**Goal:** Go through the entries below and pick out every line with "Source".

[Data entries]
-------

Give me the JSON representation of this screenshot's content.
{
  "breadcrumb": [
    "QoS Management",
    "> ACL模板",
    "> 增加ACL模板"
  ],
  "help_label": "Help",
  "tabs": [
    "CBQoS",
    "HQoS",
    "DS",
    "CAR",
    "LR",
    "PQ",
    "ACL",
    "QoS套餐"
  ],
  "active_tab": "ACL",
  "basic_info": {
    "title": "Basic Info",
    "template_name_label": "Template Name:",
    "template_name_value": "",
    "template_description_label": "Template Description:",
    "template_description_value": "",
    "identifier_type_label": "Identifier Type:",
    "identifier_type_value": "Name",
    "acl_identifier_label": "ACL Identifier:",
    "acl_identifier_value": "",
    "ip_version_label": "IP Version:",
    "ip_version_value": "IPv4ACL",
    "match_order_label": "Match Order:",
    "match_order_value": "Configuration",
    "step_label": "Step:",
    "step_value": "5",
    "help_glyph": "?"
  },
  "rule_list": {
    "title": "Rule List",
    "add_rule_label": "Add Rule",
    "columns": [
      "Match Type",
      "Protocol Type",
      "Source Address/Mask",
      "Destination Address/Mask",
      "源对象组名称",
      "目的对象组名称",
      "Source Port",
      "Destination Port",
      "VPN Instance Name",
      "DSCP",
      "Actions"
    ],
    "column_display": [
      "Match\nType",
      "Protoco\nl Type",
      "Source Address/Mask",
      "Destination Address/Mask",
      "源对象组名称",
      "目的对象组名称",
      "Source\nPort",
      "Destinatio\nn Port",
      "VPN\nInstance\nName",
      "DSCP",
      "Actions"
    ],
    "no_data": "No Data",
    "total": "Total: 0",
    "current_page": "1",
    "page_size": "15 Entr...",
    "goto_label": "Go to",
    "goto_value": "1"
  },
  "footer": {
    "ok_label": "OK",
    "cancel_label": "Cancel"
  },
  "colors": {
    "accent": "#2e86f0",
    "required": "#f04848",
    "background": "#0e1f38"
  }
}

-------

**Worked answer:**
      "Source Address/Mask",
      "Source Port",
      "Source Address/Mask",
      "Source\nPort",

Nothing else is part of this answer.